Egg wash – a mixture of raw egg and milk, sometimes water which is used in the breading process. It can also be used to brush on the top of pastry before baking.

 

Emulsify – when you combine to liquids that have a natural tendency to separate, it is a process of emulsification. White wine vinegar and Olive oil dressing is an example. Mayonnaise is a good example of a Cold Emulsion Sauce.

 

Fold – when aerated ingredients such as whipped cream or whipped egg whites are incorporated into a heavier mixture, you gently “fold “in the whipped ingredients to preserve the overall lightness of a cold dessert or to improve the raising qualities of a batter used for a cake.

 

Garnish – a generally edible decorative addition used to present a dish or the process of doing the same.

 

Glazing – the usually glossy, sweet coating applied to cakes and pastries such as Donuts and Danish Pastries. The Austrian dessert Sachertorte is a good example of the use of a Chocolate glaze. Alternatively baked ham is generally glazed while a rich beef stock when greatly reduced forms thick syrup can be used sparingly on cooked vegetables and meat.

## [Complete the following]
(a) In the cooking glossary, rewrite the passage from "Emulsify – when" to "for a cake.", changing "Mayonnaise" to "Aioli".
(b) Answer these questions from the cooking glossary:
(i) Besides raw egg and milk, what is sometimes included in egg wash?
(ii) Which Austrian dessert is cited as an example of a chocolate glaze?
(iii) Mayonnaise is named as a good example of what?

## [Material]

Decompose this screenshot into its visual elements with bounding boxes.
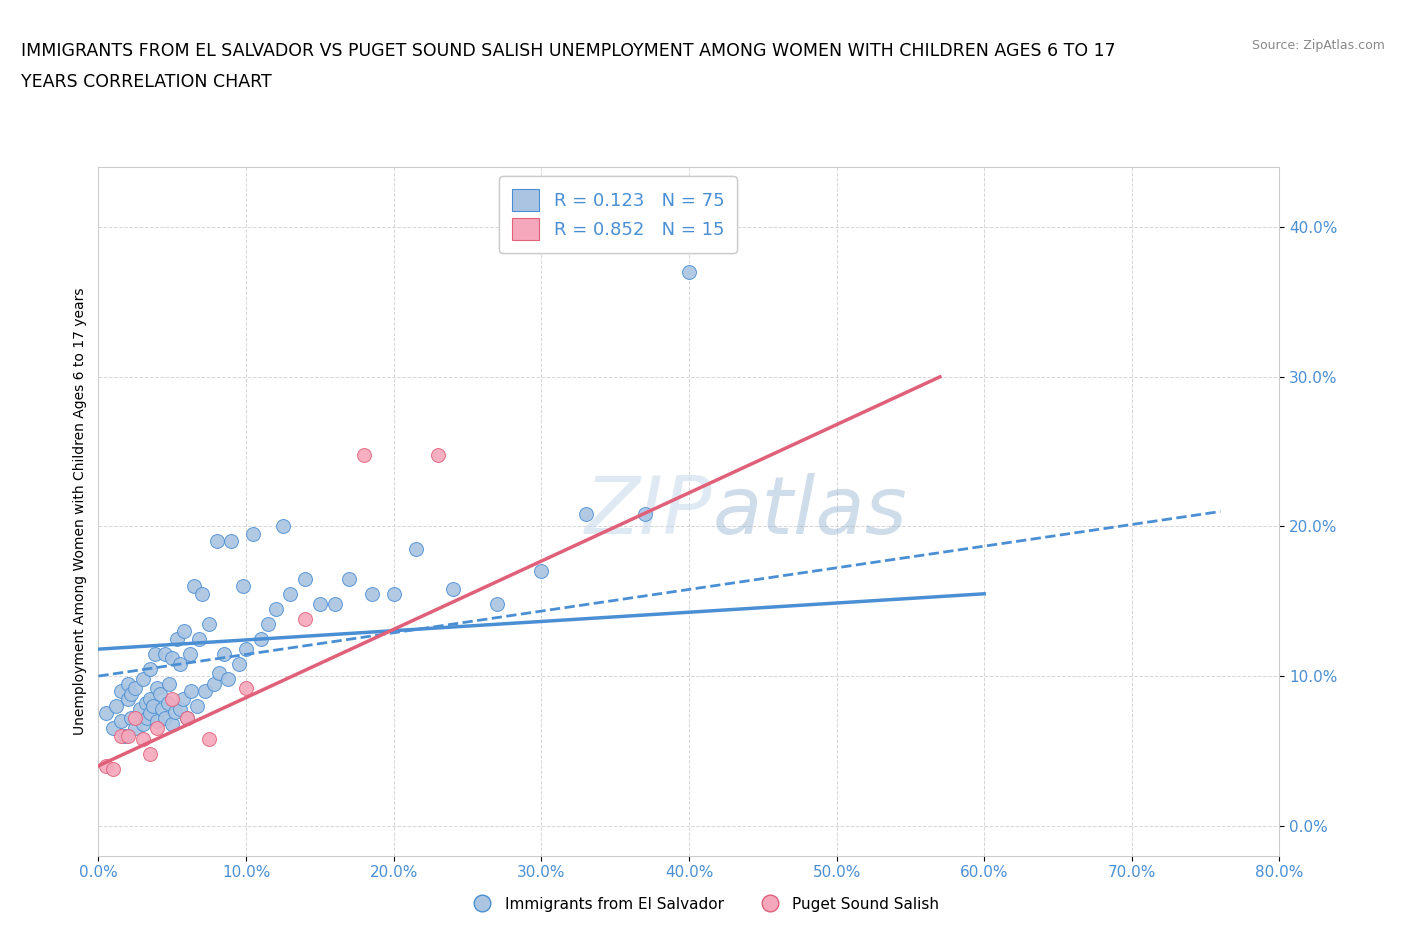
Point — [157, 676, 180, 691]
Point — [139, 706, 162, 721]
Point — [202, 676, 225, 691]
Legend: R = 0.123   N = 75, R = 0.852   N = 15: R = 0.123 N = 75, R = 0.852 N = 15 — [499, 177, 737, 253]
Point — [186, 698, 208, 713]
Point — [110, 684, 132, 698]
Point — [120, 711, 142, 725]
Point — [173, 624, 195, 639]
Point — [110, 728, 132, 743]
Point — [208, 666, 231, 681]
Point — [124, 721, 146, 736]
Point — [309, 597, 332, 612]
Point — [156, 696, 179, 711]
Point — [228, 657, 250, 671]
Text: ZIP: ZIP — [585, 472, 713, 551]
Point — [143, 646, 166, 661]
Point — [235, 642, 257, 657]
Point — [486, 597, 509, 612]
Point — [530, 564, 553, 578]
Point — [146, 681, 169, 696]
Point — [150, 701, 173, 716]
Point — [250, 631, 273, 646]
Point — [94, 706, 117, 721]
Point — [153, 711, 176, 725]
Point — [257, 617, 280, 631]
Point — [132, 732, 155, 747]
Point — [360, 586, 382, 601]
Point — [191, 586, 214, 601]
Point — [146, 713, 169, 728]
Point — [153, 646, 176, 661]
Point — [278, 586, 302, 601]
Point — [94, 758, 117, 773]
Point — [337, 571, 360, 586]
Point — [427, 447, 450, 462]
Point — [194, 684, 217, 698]
Point — [441, 582, 464, 597]
Point — [271, 519, 294, 534]
Point — [176, 711, 198, 725]
Point — [183, 578, 205, 593]
Point — [212, 646, 235, 661]
Point — [169, 657, 191, 671]
Point — [120, 686, 142, 701]
Point — [179, 646, 201, 661]
Point — [110, 713, 132, 728]
Point — [124, 711, 146, 725]
Point — [135, 696, 157, 711]
Point — [146, 721, 169, 736]
Point — [198, 617, 221, 631]
Text: atlas: atlas — [713, 472, 907, 551]
Point — [162, 651, 183, 666]
Point — [217, 671, 239, 686]
Point — [353, 447, 375, 462]
Point — [678, 265, 700, 280]
Point — [633, 507, 655, 522]
Point — [264, 602, 287, 617]
Point — [176, 711, 198, 725]
Point — [166, 631, 188, 646]
Point — [114, 728, 136, 743]
Point — [294, 571, 316, 586]
Point — [382, 586, 405, 601]
Point — [117, 676, 139, 691]
Point — [117, 728, 139, 743]
Point — [103, 721, 125, 736]
Point — [139, 747, 162, 762]
Text: YEARS CORRELATION CHART: YEARS CORRELATION CHART — [21, 73, 271, 90]
Point — [232, 578, 254, 593]
Point — [405, 541, 427, 556]
Text: IMMIGRANTS FROM EL SALVADOR VS PUGET SOUND SALISH UNEMPLOYMENT AMONG WOMEN WITH : IMMIGRANTS FROM EL SALVADOR VS PUGET SOU… — [21, 42, 1116, 60]
Point — [205, 534, 228, 549]
Text: Source: ZipAtlas.com: Source: ZipAtlas.com — [1251, 39, 1385, 52]
Point — [139, 661, 162, 676]
Point — [219, 534, 242, 549]
Point — [242, 526, 264, 541]
Point — [149, 686, 172, 701]
Legend: Immigrants from El Salvador, Puget Sound Salish: Immigrants from El Salvador, Puget Sound… — [460, 891, 946, 918]
Point — [124, 681, 146, 696]
Point — [172, 691, 194, 706]
Point — [142, 698, 165, 713]
Point — [187, 631, 209, 646]
Point — [105, 698, 128, 713]
Point — [574, 507, 596, 522]
Point — [180, 684, 202, 698]
Point — [198, 732, 221, 747]
Point — [162, 716, 183, 731]
Point — [235, 681, 257, 696]
Point — [162, 691, 183, 706]
Point — [169, 701, 191, 716]
Point — [103, 762, 125, 777]
Point — [139, 691, 162, 706]
Point — [165, 705, 187, 720]
Point — [323, 597, 346, 612]
Point — [294, 612, 316, 627]
Point — [136, 711, 159, 725]
Y-axis label: Unemployment Among Women with Children Ages 6 to 17 years: Unemployment Among Women with Children A… — [73, 287, 87, 736]
Point — [132, 716, 155, 731]
Point — [128, 701, 150, 716]
Point — [117, 691, 139, 706]
Point — [132, 671, 155, 686]
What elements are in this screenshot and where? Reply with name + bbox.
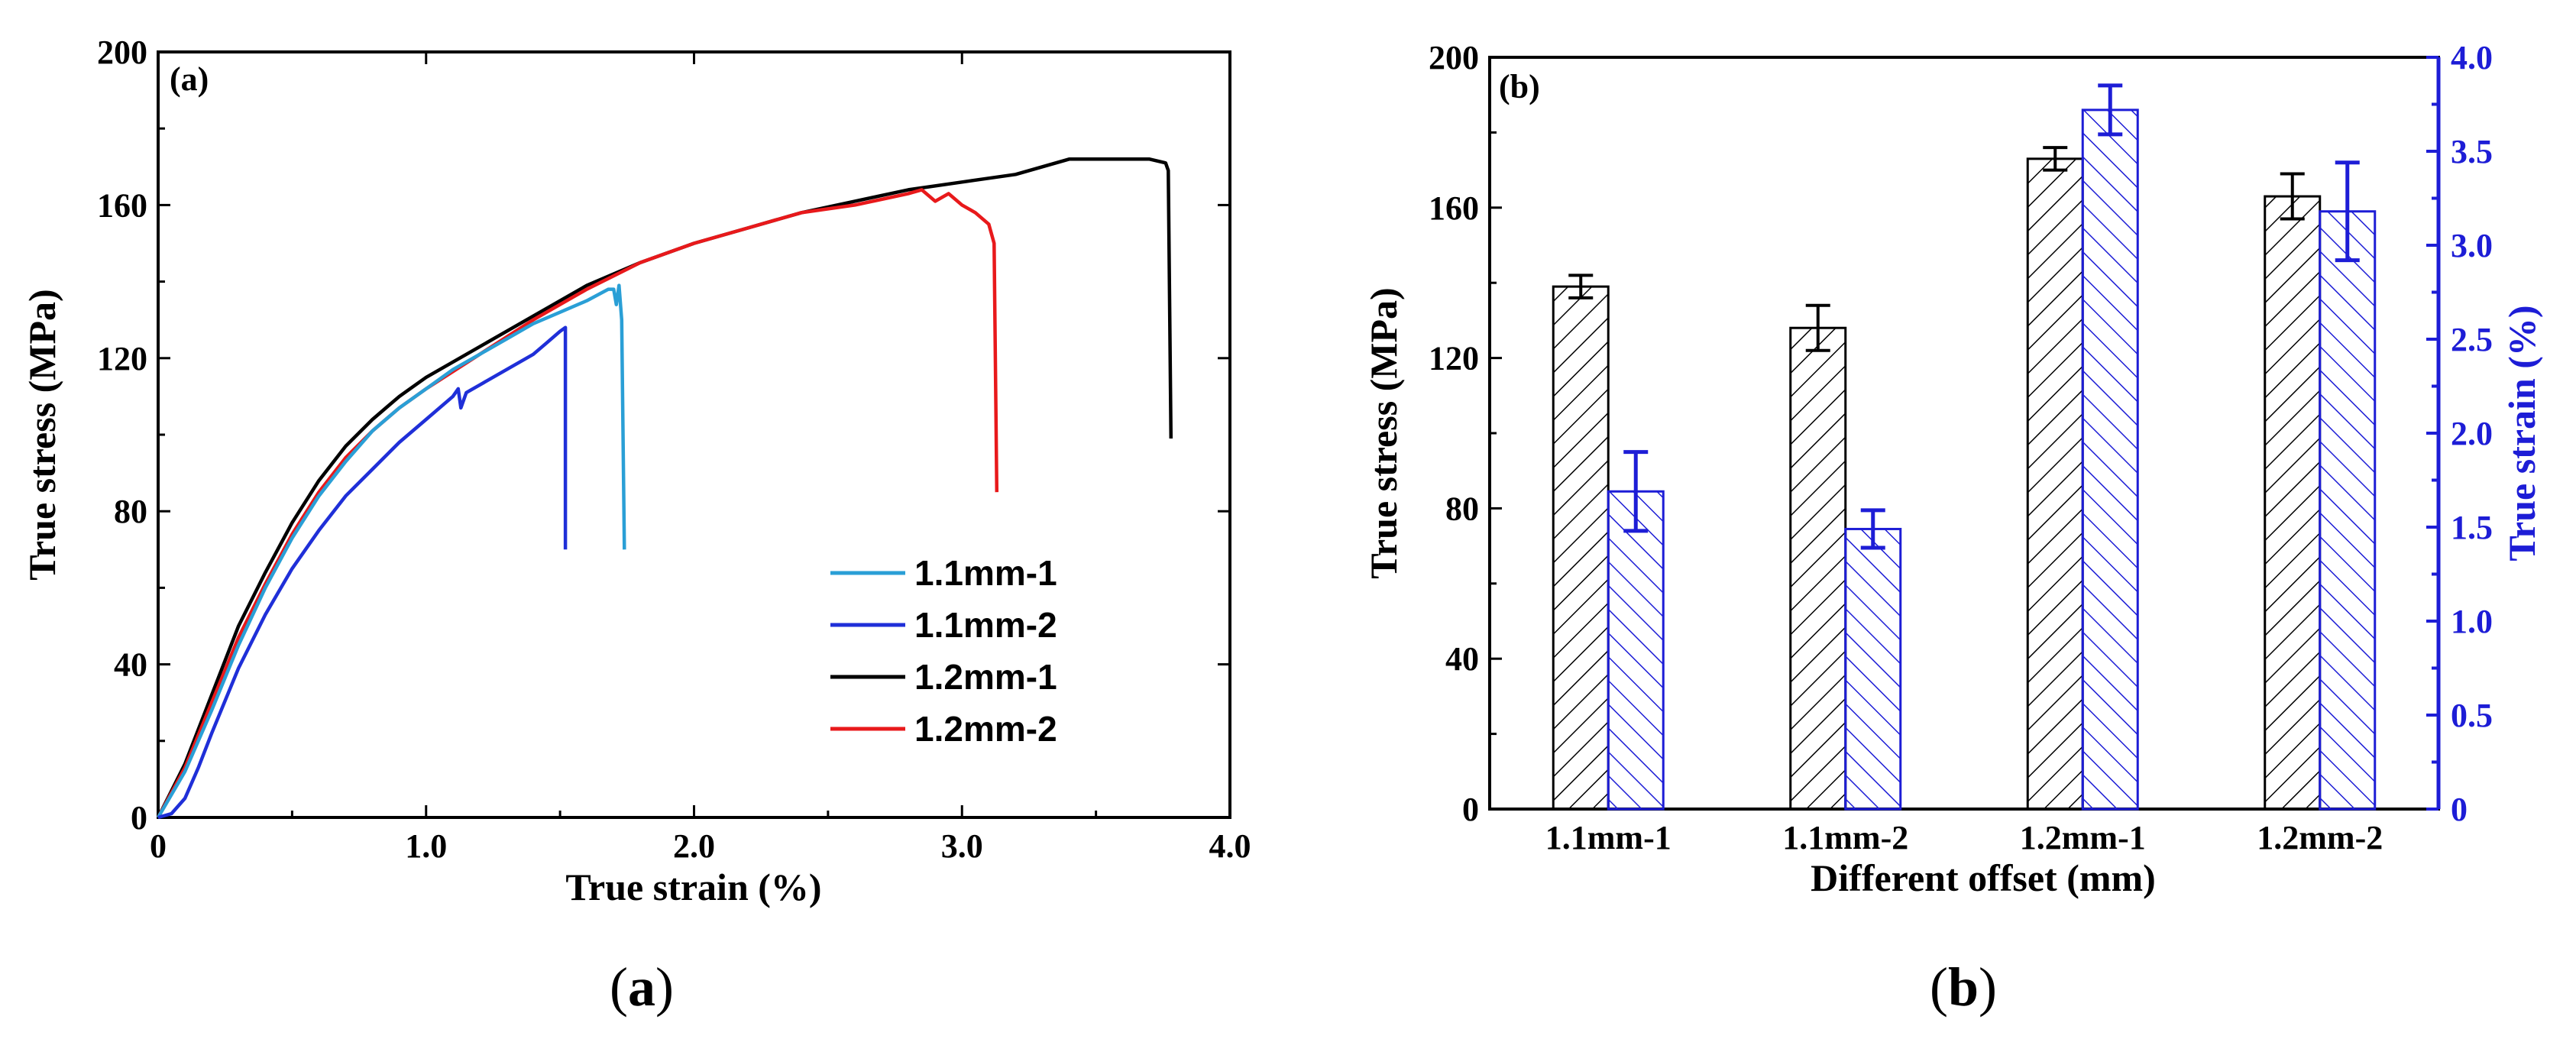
panel-b-error-bars: [1568, 83, 2360, 550]
series-line-1-1mm-2: [157, 325, 568, 820]
panel-a-frame: [157, 50, 1231, 819]
x-tick-label: 0: [150, 827, 167, 865]
panel-b-tag: (b): [1499, 68, 1540, 105]
panel-a-y-axis-title: True stress (MPa): [21, 289, 63, 580]
bar-stress-1-2mm-1: [2026, 157, 2084, 811]
panel-b-left-tick-labels: 0 40 80 120 160 200: [1429, 39, 1479, 828]
y2-tick-label: 0.5: [2451, 697, 2493, 734]
y-tick-label: 0: [131, 799, 147, 837]
y-tick-label: 120: [1429, 340, 1479, 377]
y-tick-label: 200: [1429, 39, 1479, 76]
legend-label-1-2mm-2: 1.2mm-2: [914, 709, 1057, 749]
series-line-1-1mm-1: [157, 283, 626, 819]
y-tick-label: 200: [97, 34, 147, 71]
y-tick-label: 0: [1462, 791, 1479, 828]
panel-b-x-axis-title: Different offset (mm): [1811, 856, 2156, 899]
panel-b-category-labels: 1.1mm-1 1.1mm-2 1.2mm-1 1.2mm-2: [1545, 819, 2383, 856]
legend-label-1-1mm-1: 1.1mm-1: [914, 553, 1057, 593]
x-tick-label: 1.0: [405, 827, 447, 865]
y2-tick-label: 1.0: [2451, 603, 2493, 640]
panel-a-legend: 1.1mm-1 1.1mm-2 1.2mm-1 1.2mm-2: [830, 553, 1057, 749]
category-label-1-2mm-1: 1.2mm-1: [2020, 819, 2146, 856]
panel-b-y-axis-title: True stress (MPa): [1362, 287, 1405, 578]
y2-tick-label: 3.5: [2451, 133, 2493, 170]
bar-strain-1-2mm-2: [2319, 210, 2377, 811]
panel-a-ticks: [157, 50, 1231, 819]
x-tick-label: 4.0: [1209, 827, 1251, 865]
y2-tick-label: 4.0: [2451, 39, 2493, 76]
y-tick-label: 80: [1445, 490, 1479, 527]
y-tick-label: 40: [1445, 640, 1479, 678]
y2-tick-label: 1.5: [2451, 509, 2493, 546]
bar-stress-1-1mm-2: [1789, 326, 1847, 811]
bar-strain-1-1mm-1: [1607, 490, 1665, 811]
category-label-1-2mm-2: 1.2mm-2: [2257, 819, 2383, 856]
panel-b-bar-chart: 0 40 80 120 160 200 0 0.5 1.0 1.5 2.0 2.5 3.0 3.5 4.0…: [1362, 39, 2543, 1018]
bar-stress-1-2mm-2: [2264, 195, 2322, 811]
category-label-1-1mm-2: 1.1mm-2: [1782, 819, 1908, 856]
y2-tick-label: 3.0: [2451, 227, 2493, 264]
legend-label-1-2mm-1: 1.2mm-1: [914, 657, 1057, 697]
y-tick-label: 160: [97, 186, 147, 224]
panel-a-x-tick-labels: 0 1.0 2.0 3.0 4.0: [150, 827, 1251, 865]
x-tick-label: 2.0: [673, 827, 715, 865]
panel-a-tag: (a): [170, 60, 209, 98]
panel-b-y2-axis-title: True strain (%): [2500, 305, 2543, 561]
category-label-1-1mm-1: 1.1mm-1: [1545, 819, 1671, 856]
panel-a-x-axis-title: True strain (%): [565, 866, 821, 908]
y2-tick-label: 0: [2451, 791, 2468, 828]
y2-tick-label: 2.5: [2451, 321, 2493, 358]
bar-strain-1-1mm-2: [1844, 527, 1902, 811]
panel-a-series-lines: [156, 157, 1173, 820]
y-tick-label: 80: [114, 493, 147, 530]
bar-stress-1-1mm-1: [1552, 285, 1610, 811]
panel-b-bars: [1552, 108, 2377, 811]
panel-a-caption: (a): [610, 956, 674, 1018]
y-tick-label: 40: [114, 646, 147, 684]
legend-label-1-1mm-2: 1.1mm-2: [914, 605, 1057, 645]
y-tick-label: 160: [1429, 189, 1479, 227]
bar-strain-1-2mm-1: [2081, 108, 2139, 811]
x-tick-label: 3.0: [941, 827, 983, 865]
panel-a-y-tick-labels: 0 40 80 120 160 200: [97, 34, 147, 837]
panel-b-caption: (b): [1930, 956, 1997, 1018]
series-line-1-2mm-2: [157, 188, 999, 819]
panel-b-right-tick-labels: 0 0.5 1.0 1.5 2.0 2.5 3.0 3.5 4.0: [2451, 39, 2493, 828]
y-tick-label: 120: [97, 340, 147, 377]
panel-a-line-chart: 0 1.0 2.0 3.0 4.0 0 40 80 120 160 200 (a) True st…: [21, 34, 1251, 1018]
y2-tick-label: 2.0: [2451, 415, 2493, 452]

## [Exercise results]
(a)
Emulsify – when you combine to liquids that have a natural tendency to separate, it is a process of emulsification. White wine vinegar and Olive oil dressing is an example. Aioli is a good example of a Cold Emulsion Sauce.

 

Fold – when aerated ingredients such as whipped cream or whipped egg whites are incorporated into a heavier mixture, you gently “fold “in the whipped ingredients to preserve the overall lightness of a cold dessert or to improve the raising qualities of a batter used for a cake.

(b)
(i) Water.
(ii) Sachertorte.
(iii) A cold emulsion sauce.